## Passage for review
▼

| iso_country  | ISO three-letter code for the country where airport is located |
| iso_region   | ISO code for the region where airport is located               |
| municipality | City or town where airport is located                          |
| coordinates  | Longitude and latitude of the airport                          |

**Dim_Traveler**

| Field       | Description                                |
|-------------|--------------------------------------------|
| cicid       | Unique immigration identifier for traveler |
| arrdate     | Arival date of the traveler                |
| depdate     | Departure date of the traveler             |
| year        | Year of arrival                            |
| month       | Month of arrival                           |
| citizenship | Country of citizenship of the traveler     |
| residence   | Country of residence of the traveler       |
| reason      | Reason of visiting the US                  |
| biryear     | Birth year of the traveler                 |
| gender      | Gender of the traveler                     |
| visatype    | Visa type                                  |

**Fact_Traveler**

| Field      | Description                                          |
|------------|------------------------------------------------------|
| cicid      | Unique immigration identifier for traveler           |
| state_code | Two letter code to identify state                    |
| iata_code  | International Air Transport Association airport code |
| age        | Age of the traveler                                  |
| count      | Auxiliar variable to count summarize                 |

### Step 5: Complete Project Write Up

#### Tools and technologies
* AWS Simple Storage Service (S3) for raw and processed data storage. Storage on s3 allow to have high volumes of data at relatively low costs. s3 is a good choice for implementing a datalake containing various format data to get staging tables for data modeling
* [`pandas`](https://pandas.pydata.org/) for sample EDA as is one of the most popular packages in data science for data wrangling
* [`pyspark`](https://spark.apache.org/docs/latest/api/python/) for ETL process for its great capability of massive data processing

#### Update frequency
* US Demographics should be updated everytime a new report is available. As census data is costly to get, in most countries it is performed once a few years and estimates updated on a yearly basis. If it is the case data should be updated yearly.

▲

## Problem to work on
Retype the part of the data warehouse project documentation starting at "#### Update frequency" and ending at "be updated yearly.", with no changes.

Document layout analysis data:
▼

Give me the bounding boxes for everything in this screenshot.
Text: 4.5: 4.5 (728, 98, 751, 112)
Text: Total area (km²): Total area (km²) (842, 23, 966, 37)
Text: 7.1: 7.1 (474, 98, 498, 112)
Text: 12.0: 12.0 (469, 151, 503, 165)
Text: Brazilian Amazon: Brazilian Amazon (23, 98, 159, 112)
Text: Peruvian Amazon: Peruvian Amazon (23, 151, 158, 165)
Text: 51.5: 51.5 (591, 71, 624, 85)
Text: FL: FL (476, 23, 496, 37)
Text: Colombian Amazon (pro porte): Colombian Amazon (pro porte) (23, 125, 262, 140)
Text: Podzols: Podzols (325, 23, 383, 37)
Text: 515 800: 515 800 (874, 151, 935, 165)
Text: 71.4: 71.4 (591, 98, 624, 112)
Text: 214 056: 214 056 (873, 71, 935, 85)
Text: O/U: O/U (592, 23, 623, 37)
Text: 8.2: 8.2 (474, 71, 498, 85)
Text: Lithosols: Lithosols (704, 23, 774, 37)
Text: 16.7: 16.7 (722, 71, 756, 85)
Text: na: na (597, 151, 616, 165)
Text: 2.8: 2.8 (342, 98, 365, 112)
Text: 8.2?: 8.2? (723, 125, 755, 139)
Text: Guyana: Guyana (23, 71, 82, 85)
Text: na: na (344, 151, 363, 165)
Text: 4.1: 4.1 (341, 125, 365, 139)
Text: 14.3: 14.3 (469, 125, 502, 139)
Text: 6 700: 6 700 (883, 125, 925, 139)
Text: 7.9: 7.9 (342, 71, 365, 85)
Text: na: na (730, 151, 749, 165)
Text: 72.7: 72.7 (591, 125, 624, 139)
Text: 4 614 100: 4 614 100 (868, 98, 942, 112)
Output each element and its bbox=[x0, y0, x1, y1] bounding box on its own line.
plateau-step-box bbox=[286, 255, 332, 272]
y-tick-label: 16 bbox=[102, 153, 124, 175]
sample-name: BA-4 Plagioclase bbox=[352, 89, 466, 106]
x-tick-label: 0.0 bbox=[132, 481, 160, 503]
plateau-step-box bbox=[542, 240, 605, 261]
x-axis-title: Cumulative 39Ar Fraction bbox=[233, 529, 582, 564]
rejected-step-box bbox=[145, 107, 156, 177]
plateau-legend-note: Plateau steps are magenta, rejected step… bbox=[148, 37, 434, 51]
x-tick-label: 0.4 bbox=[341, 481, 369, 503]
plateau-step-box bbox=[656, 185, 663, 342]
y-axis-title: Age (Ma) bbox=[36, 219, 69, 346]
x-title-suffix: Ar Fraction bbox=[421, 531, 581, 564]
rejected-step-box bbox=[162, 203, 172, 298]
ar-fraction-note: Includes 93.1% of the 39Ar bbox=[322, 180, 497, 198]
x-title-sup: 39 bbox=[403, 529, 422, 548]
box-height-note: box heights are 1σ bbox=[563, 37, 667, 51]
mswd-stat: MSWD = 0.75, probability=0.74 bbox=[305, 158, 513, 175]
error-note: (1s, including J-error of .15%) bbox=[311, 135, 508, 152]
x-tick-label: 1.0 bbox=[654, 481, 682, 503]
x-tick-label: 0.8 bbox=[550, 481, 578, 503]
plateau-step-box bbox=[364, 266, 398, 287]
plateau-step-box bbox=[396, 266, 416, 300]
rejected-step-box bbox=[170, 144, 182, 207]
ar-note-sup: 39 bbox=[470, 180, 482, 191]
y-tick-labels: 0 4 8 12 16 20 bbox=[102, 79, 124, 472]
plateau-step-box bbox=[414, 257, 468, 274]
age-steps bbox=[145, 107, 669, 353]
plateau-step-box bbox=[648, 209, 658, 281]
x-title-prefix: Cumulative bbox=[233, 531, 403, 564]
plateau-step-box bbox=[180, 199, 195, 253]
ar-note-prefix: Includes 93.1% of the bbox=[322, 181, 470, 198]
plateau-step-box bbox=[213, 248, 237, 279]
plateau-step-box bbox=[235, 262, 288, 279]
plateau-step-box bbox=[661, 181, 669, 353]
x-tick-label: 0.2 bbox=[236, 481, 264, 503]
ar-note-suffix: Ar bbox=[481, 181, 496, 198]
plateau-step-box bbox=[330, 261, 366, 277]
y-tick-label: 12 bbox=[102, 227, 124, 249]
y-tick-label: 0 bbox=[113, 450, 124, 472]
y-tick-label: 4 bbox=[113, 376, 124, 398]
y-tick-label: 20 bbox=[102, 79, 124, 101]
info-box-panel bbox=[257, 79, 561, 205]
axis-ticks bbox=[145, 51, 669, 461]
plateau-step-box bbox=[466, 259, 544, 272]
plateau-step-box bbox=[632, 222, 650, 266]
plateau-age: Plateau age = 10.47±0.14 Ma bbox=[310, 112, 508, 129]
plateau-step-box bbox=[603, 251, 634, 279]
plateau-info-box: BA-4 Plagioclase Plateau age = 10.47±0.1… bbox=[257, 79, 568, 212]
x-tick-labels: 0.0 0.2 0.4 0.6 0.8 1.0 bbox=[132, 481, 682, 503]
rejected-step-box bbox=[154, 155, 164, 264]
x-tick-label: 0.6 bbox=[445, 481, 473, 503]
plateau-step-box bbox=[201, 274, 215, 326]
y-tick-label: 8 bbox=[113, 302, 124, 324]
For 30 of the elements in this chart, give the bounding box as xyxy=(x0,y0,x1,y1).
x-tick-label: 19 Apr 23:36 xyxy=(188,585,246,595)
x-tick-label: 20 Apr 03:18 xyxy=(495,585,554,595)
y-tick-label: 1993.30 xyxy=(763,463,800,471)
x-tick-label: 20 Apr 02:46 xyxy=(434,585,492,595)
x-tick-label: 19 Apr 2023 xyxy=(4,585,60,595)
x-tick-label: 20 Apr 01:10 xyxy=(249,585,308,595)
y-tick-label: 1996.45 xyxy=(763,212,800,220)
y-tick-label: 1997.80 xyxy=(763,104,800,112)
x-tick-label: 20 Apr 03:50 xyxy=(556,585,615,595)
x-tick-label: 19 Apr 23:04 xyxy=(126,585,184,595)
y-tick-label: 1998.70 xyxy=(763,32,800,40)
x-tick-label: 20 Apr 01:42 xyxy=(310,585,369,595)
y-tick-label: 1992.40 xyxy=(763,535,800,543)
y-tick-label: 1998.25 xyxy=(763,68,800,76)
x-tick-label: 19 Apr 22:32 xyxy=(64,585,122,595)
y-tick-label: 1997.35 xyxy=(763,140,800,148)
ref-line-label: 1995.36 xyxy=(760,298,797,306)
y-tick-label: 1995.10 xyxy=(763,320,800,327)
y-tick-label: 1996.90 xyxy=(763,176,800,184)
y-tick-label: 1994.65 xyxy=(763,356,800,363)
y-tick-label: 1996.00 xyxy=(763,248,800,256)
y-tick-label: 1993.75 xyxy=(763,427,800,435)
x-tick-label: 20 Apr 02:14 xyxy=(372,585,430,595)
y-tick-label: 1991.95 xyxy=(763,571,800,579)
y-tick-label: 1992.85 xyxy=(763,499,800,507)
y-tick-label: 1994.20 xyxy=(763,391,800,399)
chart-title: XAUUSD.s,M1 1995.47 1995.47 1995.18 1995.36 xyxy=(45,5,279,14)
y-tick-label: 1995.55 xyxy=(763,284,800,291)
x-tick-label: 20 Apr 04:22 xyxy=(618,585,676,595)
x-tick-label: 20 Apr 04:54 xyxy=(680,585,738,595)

▲

## Written reply
#### Update frequency
* US Demographics should be updated everytime a new report is available. As census data is costly to get, in most countries it is performed once a few years and estimates updated on a yearly basis. If it is the case data should be updated yearly.